Directions for this task: Gather up the lines with the word "此时电路中只有" in them.

---------------

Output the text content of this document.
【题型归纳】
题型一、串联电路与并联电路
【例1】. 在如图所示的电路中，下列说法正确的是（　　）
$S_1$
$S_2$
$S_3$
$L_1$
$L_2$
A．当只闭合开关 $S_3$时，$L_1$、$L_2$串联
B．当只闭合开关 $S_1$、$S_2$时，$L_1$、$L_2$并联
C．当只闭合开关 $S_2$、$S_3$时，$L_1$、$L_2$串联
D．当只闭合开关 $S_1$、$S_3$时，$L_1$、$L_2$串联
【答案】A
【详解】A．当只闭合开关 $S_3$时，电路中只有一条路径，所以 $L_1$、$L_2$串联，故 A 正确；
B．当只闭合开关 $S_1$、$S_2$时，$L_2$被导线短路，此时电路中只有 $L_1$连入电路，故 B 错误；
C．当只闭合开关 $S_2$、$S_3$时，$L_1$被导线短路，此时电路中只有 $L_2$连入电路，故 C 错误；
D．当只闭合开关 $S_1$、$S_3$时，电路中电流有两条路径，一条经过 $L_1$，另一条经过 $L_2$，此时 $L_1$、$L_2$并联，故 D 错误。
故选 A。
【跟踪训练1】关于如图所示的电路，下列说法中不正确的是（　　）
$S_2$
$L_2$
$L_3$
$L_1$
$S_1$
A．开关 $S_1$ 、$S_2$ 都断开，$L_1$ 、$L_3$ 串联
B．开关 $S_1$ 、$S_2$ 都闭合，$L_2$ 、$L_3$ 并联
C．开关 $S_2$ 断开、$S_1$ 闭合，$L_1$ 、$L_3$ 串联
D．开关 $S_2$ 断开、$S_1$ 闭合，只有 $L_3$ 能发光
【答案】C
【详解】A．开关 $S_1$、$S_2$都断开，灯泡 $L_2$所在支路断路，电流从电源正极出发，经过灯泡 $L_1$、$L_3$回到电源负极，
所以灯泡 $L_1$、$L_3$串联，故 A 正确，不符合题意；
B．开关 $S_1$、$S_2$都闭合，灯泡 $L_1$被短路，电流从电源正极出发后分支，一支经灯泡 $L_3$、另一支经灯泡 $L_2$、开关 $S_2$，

---------------

Answer to the task:
B．当只闭合开关 $S_1$、$S_2$时，$L_2$被导线短路，此时电路中只有 $L_1$连入电路，故 B 错误；
C．当只闭合开关 $S_2$、$S_3$时，$L_1$被导线短路，此时电路中只有 $L_2$连入电路，故 C 错误；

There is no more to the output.